_Entries supplied_:

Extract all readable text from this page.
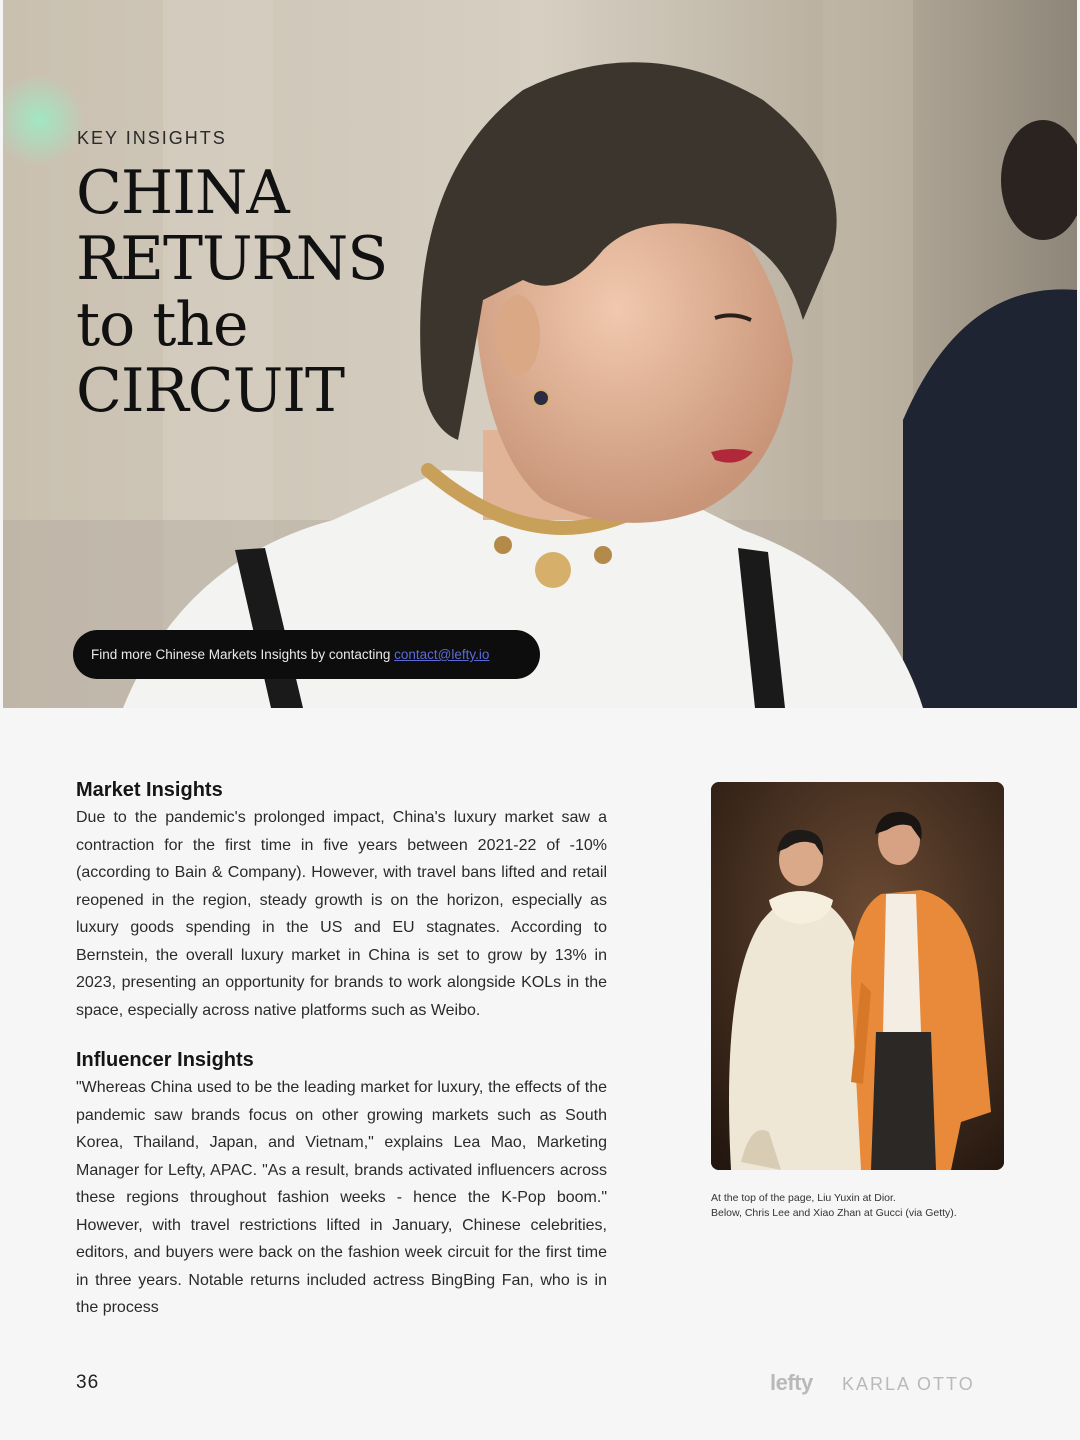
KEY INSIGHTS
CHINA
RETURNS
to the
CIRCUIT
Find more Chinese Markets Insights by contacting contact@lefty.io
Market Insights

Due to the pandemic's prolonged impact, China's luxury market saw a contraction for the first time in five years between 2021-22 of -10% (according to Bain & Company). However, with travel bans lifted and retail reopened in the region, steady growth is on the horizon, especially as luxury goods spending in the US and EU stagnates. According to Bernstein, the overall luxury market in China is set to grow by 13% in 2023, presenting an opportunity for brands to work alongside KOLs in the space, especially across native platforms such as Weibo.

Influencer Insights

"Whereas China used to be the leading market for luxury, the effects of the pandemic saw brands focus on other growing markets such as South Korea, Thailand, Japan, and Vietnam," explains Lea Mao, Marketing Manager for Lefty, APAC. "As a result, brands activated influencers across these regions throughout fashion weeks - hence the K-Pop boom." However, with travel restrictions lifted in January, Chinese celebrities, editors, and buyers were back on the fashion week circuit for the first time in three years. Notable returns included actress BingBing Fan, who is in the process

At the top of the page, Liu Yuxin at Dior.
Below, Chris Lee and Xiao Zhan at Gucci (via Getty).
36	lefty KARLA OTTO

_Exercise objective_: Copy out each line in the preceding records that contains "page".

_Written answer_:
Extract all readable text from this page.
At the top of the page, Liu Yuxin at Dior.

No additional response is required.